## Dataset records
Begin
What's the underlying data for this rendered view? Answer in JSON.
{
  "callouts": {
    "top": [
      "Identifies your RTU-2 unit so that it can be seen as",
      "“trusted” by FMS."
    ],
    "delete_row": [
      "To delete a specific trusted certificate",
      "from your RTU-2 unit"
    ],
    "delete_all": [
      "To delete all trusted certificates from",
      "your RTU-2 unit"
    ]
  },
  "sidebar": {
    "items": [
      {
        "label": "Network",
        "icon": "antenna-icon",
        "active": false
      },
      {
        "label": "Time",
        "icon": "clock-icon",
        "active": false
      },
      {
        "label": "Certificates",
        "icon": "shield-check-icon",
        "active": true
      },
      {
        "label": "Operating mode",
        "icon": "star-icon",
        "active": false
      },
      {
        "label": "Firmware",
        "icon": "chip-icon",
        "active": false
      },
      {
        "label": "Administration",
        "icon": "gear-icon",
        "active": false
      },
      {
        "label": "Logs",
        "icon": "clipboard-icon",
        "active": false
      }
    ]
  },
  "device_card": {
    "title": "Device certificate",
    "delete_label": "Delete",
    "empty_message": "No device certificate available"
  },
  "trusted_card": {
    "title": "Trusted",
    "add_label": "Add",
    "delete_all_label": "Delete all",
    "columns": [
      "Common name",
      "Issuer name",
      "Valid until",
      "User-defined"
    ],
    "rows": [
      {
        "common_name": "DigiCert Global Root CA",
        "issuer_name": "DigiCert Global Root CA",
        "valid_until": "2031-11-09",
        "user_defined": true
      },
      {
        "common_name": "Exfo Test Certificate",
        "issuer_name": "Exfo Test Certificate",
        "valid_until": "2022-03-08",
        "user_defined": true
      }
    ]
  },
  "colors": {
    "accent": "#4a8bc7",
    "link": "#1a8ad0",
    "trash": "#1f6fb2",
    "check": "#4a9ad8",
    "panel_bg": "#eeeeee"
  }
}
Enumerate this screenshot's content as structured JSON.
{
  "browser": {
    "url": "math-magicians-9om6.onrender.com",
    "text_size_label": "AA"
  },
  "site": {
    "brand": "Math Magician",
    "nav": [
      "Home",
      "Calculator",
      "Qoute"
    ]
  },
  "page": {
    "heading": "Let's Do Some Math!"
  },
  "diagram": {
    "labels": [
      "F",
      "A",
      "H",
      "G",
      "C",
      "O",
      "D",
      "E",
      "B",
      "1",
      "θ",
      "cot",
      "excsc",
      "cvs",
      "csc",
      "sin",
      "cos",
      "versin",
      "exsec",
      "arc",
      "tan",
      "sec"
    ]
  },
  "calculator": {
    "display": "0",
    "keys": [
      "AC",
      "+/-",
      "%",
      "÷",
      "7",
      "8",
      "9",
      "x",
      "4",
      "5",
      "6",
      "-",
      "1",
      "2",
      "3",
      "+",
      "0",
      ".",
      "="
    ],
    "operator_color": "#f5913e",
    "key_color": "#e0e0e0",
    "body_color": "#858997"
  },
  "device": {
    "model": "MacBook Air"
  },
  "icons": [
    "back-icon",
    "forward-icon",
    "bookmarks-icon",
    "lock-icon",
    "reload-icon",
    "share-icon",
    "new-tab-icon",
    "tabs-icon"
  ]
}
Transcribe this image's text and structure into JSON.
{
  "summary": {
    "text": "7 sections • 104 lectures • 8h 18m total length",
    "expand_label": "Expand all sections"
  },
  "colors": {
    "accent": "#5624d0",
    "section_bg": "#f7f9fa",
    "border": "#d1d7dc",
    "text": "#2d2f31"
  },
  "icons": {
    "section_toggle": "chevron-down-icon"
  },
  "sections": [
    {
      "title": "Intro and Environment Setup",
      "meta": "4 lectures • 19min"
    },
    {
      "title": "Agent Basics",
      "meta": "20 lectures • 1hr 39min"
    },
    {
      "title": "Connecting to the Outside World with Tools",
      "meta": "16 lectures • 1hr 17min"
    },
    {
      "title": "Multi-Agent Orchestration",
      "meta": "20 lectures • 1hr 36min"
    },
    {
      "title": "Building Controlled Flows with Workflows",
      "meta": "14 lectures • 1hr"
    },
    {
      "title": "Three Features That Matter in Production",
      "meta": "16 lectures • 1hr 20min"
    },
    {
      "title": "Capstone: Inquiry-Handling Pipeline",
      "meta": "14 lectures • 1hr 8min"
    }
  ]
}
End
## What is asked
Provide an exact reproduction of all the entries shown above.

## Solution to this problem
What's the underlying data for this rendered view? Answer in JSON.
{
  "callouts": {
    "top": [
      "Identifies your RTU-2 unit so that it can be seen as",
      "“trusted” by FMS."
    ],
    "delete_row": [
      "To delete a specific trusted certificate",
      "from your RTU-2 unit"
    ],
    "delete_all": [
      "To delete all trusted certificates from",
      "your RTU-2 unit"
    ]
  },
  "sidebar": {
    "items": [
      {
        "label": "Network",
        "icon": "antenna-icon",
        "active": false
      },
      {
        "label": "Time",
        "icon": "clock-icon",
        "active": false
      },
      {
        "label": "Certificates",
        "icon": "shield-check-icon",
        "active": true
      },
      {
        "label": "Operating mode",
        "icon": "star-icon",
        "active": false
      },
      {
        "label": "Firmware",
        "icon": "chip-icon",
        "active": false
      },
      {
        "label": "Administration",
        "icon": "gear-icon",
        "active": false
      },
      {
        "label": "Logs",
        "icon": "clipboard-icon",
        "active": false
      }
    ]
  },
  "device_card": {
    "title": "Device certificate",
    "delete_label": "Delete",
    "empty_message": "No device certificate available"
  },
  "trusted_card": {
    "title": "Trusted",
    "add_label": "Add",
    "delete_all_label": "Delete all",
    "columns": [
      "Common name",
      "Issuer name",
      "Valid until",
      "User-defined"
    ],
    "rows": [
      {
        "common_name": "DigiCert Global Root CA",
        "issuer_name": "DigiCert Global Root CA",
        "valid_until": "2031-11-09",
        "user_defined": true
      },
      {
        "common_name": "Exfo Test Certificate",
        "issuer_name": "Exfo Test Certificate",
        "valid_until": "2022-03-08",
        "user_defined": true
      }
    ]
  },
  "colors": {
    "accent": "#4a8bc7",
    "link": "#1a8ad0",
    "trash": "#1f6fb2",
    "check": "#4a9ad8",
    "panel_bg": "#eeeeee"
  }
}
Enumerate this screenshot's content as structured JSON.
{
  "browser": {
    "url": "math-magicians-9om6.onrender.com",
    "text_size_label": "AA"
  },
  "site": {
    "brand": "Math Magician",
    "nav": [
      "Home",
      "Calculator",
      "Qoute"
    ]
  },
  "page": {
    "heading": "Let's Do Some Math!"
  },
  "diagram": {
    "labels": [
      "F",
      "A",
      "H",
      "G",
      "C",
      "O",
      "D",
      "E",
      "B",
      "1",
      "θ",
      "cot",
      "excsc",
      "cvs",
      "csc",
      "sin",
      "cos",
      "versin",
      "exsec",
      "arc",
      "tan",
      "sec"
    ]
  },
  "calculator": {
    "display": "0",
    "keys": [
      "AC",
      "+/-",
      "%",
      "÷",
      "7",
      "8",
      "9",
      "x",
      "4",
      "5",
      "6",
      "-",
      "1",
      "2",
      "3",
      "+",
      "0",
      ".",
      "="
    ],
    "operator_color": "#f5913e",
    "key_color": "#e0e0e0",
    "body_color": "#858997"
  },
  "device": {
    "model": "MacBook Air"
  },
  "icons": [
    "back-icon",
    "forward-icon",
    "bookmarks-icon",
    "lock-icon",
    "reload-icon",
    "share-icon",
    "new-tab-icon",
    "tabs-icon"
  ]
}
Transcribe this image's text and structure into JSON.
{
  "summary": {
    "text": "7 sections • 104 lectures • 8h 18m total length",
    "expand_label": "Expand all sections"
  },
  "colors": {
    "accent": "#5624d0",
    "section_bg": "#f7f9fa",
    "border": "#d1d7dc",
    "text": "#2d2f31"
  },
  "icons": {
    "section_toggle": "chevron-down-icon"
  },
  "sections": [
    {
      "title": "Intro and Environment Setup",
      "meta": "4 lectures • 19min"
    },
    {
      "title": "Agent Basics",
      "meta": "20 lectures • 1hr 39min"
    },
    {
      "title": "Connecting to the Outside World with Tools",
      "meta": "16 lectures • 1hr 17min"
    },
    {
      "title": "Multi-Agent Orchestration",
      "meta": "20 lectures • 1hr 36min"
    },
    {
      "title": "Building Controlled Flows with Workflows",
      "meta": "14 lectures • 1hr"
    },
    {
      "title": "Three Features That Matter in Production",
      "meta": "16 lectures • 1hr 20min"
    },
    {
      "title": "Capstone: Inquiry-Handling Pipeline",
      "meta": "14 lectures • 1hr 8min"
    }
  ]
}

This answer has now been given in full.